__Short task__:
Read the listing below and copy out every line that holds "this".

__Given data__:

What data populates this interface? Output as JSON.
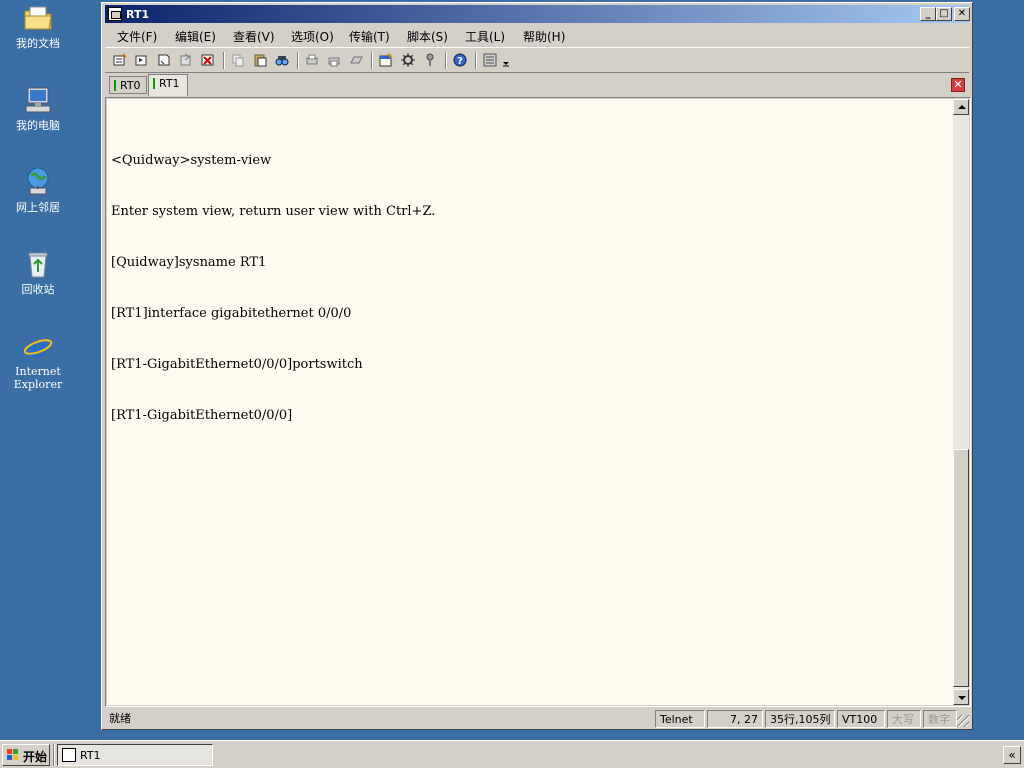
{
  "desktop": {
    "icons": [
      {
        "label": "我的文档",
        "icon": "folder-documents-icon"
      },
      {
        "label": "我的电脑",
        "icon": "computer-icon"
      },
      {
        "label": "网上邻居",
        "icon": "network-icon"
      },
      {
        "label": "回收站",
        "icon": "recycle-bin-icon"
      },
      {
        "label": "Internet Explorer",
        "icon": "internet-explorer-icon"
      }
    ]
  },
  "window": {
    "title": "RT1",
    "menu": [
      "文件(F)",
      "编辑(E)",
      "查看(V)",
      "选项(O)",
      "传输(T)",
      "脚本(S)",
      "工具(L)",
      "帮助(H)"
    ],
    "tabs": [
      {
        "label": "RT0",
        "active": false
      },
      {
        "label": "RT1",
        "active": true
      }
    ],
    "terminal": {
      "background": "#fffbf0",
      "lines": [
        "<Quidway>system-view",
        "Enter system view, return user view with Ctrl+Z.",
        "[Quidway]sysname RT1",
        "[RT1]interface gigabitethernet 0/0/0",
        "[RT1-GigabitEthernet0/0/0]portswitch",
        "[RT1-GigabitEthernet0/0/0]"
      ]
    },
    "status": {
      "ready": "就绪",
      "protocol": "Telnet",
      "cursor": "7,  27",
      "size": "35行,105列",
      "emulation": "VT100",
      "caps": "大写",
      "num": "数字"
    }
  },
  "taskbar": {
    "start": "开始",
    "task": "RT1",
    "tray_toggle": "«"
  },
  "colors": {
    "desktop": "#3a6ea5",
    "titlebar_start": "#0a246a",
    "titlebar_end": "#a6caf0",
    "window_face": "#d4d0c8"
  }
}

==

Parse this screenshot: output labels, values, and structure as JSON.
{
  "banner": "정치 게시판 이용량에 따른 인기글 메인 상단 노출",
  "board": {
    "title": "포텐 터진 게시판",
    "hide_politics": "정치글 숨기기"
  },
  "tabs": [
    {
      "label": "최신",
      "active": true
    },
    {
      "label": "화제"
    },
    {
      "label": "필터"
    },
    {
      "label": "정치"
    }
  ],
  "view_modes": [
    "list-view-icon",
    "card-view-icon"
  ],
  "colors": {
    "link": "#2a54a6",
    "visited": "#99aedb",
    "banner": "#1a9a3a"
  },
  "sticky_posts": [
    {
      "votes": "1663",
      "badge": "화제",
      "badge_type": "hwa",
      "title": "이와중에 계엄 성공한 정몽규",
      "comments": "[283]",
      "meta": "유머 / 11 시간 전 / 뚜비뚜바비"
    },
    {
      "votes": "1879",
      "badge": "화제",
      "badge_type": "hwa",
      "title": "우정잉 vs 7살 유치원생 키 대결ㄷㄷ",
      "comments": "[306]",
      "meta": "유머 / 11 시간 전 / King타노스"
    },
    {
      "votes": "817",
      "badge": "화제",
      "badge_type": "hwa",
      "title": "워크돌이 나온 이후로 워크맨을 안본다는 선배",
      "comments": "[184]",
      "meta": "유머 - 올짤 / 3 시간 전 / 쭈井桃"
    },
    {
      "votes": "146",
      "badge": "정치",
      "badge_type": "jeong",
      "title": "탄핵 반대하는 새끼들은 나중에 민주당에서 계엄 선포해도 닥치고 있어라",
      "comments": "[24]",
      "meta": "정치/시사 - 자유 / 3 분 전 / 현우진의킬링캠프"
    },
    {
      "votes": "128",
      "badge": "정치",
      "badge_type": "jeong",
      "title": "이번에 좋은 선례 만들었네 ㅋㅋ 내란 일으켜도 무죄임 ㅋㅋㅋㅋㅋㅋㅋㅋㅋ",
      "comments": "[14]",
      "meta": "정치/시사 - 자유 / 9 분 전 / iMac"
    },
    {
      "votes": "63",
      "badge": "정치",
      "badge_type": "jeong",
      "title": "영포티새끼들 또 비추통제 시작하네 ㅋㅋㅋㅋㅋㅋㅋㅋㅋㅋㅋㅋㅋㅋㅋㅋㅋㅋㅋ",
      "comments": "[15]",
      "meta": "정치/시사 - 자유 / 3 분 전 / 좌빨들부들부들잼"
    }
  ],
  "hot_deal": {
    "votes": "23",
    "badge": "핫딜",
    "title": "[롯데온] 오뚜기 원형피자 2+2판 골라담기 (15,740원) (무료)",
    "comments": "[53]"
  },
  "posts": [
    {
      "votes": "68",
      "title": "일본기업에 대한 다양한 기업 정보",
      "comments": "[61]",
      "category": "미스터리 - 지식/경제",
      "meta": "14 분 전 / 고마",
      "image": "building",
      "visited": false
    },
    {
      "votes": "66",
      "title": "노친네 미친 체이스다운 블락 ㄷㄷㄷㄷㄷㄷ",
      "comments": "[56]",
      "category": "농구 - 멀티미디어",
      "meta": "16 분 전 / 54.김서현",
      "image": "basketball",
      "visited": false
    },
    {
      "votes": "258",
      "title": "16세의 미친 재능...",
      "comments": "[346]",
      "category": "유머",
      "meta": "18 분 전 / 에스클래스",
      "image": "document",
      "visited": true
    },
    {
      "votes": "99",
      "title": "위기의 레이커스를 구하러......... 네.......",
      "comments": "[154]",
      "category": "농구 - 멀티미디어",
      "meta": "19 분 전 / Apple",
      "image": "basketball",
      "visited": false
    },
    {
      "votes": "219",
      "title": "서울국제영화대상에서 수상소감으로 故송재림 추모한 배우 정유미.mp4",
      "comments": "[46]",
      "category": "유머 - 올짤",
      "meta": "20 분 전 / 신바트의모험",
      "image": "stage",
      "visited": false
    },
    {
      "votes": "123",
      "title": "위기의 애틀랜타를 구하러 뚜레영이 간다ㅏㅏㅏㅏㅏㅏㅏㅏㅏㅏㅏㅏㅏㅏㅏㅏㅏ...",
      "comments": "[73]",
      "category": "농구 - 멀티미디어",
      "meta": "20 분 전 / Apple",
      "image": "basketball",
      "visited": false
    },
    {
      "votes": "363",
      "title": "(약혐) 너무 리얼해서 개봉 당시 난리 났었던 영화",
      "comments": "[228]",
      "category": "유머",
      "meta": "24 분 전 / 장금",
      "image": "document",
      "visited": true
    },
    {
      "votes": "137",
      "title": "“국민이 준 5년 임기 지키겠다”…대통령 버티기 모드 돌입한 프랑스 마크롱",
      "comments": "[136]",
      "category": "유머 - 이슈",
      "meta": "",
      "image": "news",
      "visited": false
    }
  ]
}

__The reply__:
What data populates this interface? Output as JSON.
Parse this screenshot: output labels, values, and structure as JSON.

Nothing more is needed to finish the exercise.